→ **OBJECTIVE**
Quote the material exactly from the line that contains "What does this" through its last line. Any pictures are to be left out.
+++ ENTRIES SHOWN
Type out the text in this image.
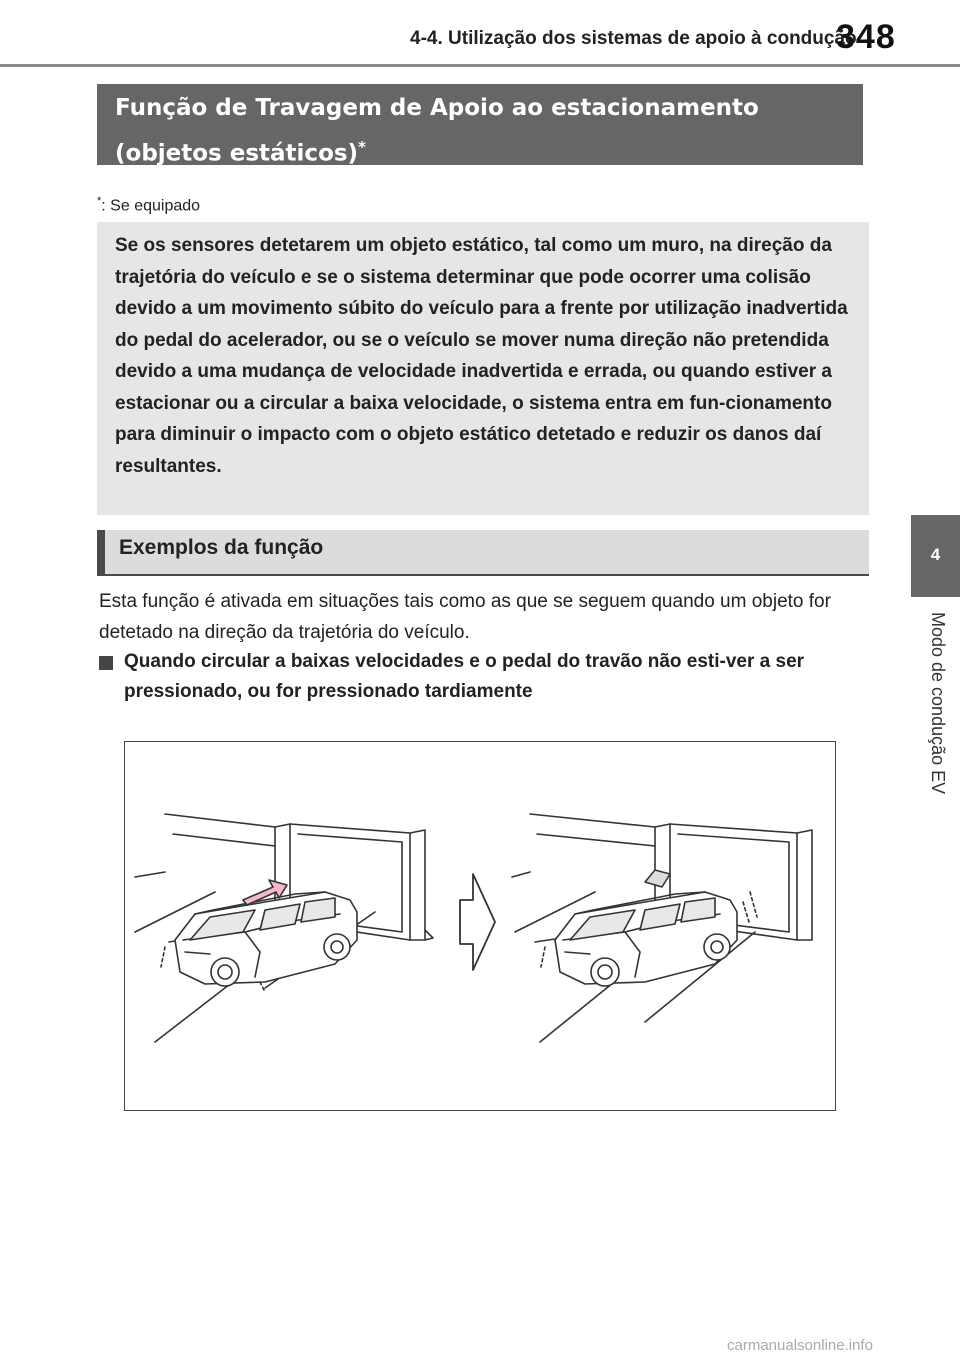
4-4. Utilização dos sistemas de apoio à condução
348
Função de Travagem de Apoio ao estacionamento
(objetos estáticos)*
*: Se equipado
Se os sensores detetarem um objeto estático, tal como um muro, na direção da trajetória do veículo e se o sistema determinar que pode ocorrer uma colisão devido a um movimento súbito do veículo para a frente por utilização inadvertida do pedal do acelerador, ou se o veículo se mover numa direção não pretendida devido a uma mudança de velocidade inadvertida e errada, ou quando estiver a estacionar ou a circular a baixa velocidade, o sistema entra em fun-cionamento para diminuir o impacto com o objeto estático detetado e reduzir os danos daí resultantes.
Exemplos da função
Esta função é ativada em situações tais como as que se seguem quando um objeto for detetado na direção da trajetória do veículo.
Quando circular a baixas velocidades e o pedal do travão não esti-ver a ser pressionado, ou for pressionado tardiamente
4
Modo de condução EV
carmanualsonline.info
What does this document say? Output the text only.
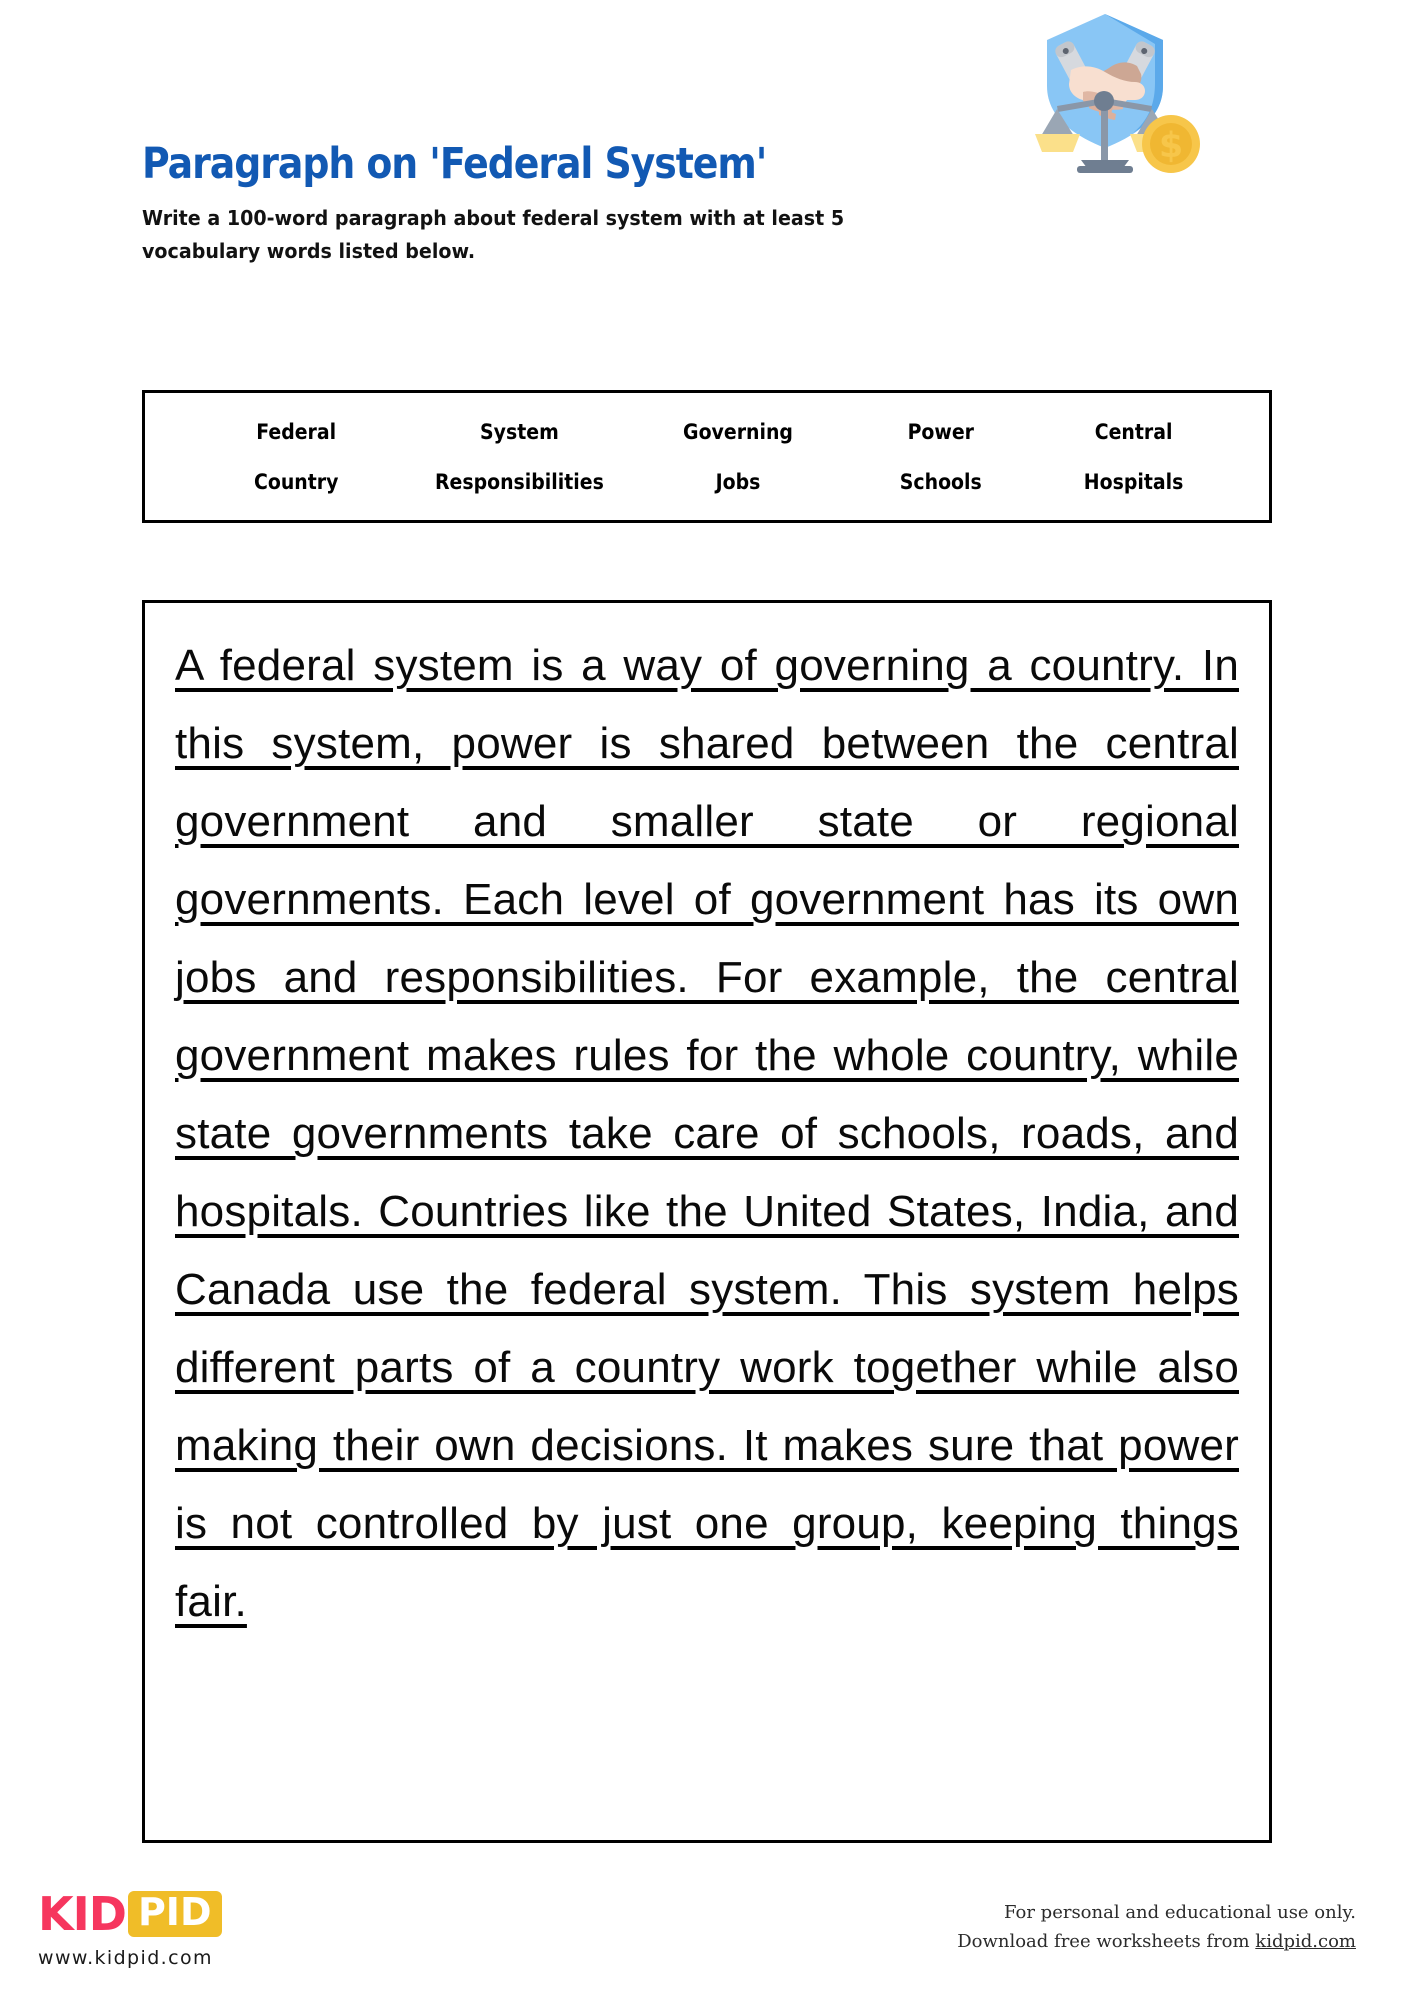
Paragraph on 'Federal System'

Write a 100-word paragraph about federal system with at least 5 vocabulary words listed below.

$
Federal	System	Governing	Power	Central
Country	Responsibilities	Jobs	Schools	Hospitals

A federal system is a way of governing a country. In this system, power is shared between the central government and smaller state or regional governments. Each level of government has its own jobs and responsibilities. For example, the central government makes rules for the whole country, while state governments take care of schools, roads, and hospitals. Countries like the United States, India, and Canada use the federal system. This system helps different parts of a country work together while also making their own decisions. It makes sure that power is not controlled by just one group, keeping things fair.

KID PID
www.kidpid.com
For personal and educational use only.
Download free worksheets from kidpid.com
++++++
→ **TASK OUTPUT**
What does this document say? Output the text only.
Paragraph on 'Federal System'

Write a 100-word paragraph about federal system with at least 5 vocabulary words listed below.

$
Federal	System	Governing	Power	Central
Country	Responsibilities	Jobs	Schools	Hospitals

A federal system is a way of governing a country. In this system, power is shared between the central government and smaller state or regional governments. Each level of government has its own jobs and responsibilities. For example, the central government makes rules for the whole country, while state governments take care of schools, roads, and hospitals. Countries like the United States, India, and Canada use the federal system. This system helps different parts of a country work together while also making their own decisions. It makes sure that power is not controlled by just one group, keeping things fair.

KID PID
www.kidpid.com
For personal and educational use only.
Download free worksheets from kidpid.com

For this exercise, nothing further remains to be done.